Task description: Every line holding the string "осуществления" should be gathered.

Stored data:
>> begin

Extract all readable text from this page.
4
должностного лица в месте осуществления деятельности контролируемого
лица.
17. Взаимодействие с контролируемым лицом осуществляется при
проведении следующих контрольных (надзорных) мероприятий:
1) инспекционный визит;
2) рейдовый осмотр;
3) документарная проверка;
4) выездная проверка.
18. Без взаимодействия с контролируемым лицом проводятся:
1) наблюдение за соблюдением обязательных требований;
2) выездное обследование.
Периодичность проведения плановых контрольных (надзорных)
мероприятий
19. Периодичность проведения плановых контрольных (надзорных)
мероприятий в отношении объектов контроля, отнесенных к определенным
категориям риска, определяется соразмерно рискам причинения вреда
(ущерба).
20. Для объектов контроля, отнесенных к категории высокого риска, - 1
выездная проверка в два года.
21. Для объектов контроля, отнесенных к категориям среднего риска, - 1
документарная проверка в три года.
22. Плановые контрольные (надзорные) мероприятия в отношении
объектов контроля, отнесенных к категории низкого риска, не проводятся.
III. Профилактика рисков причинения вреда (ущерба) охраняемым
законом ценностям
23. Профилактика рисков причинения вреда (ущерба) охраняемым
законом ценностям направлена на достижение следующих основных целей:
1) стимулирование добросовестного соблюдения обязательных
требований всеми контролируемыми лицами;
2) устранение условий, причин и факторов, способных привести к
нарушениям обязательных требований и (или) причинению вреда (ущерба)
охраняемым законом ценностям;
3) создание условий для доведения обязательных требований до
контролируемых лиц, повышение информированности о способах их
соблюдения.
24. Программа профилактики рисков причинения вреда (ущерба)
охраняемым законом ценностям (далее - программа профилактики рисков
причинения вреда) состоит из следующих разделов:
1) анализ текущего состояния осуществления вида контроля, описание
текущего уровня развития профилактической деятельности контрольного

>> end

Response to this task:
должностного лица в месте осуществления деятельности контролируемого
1) анализ текущего состояния осуществления вида контроля, описание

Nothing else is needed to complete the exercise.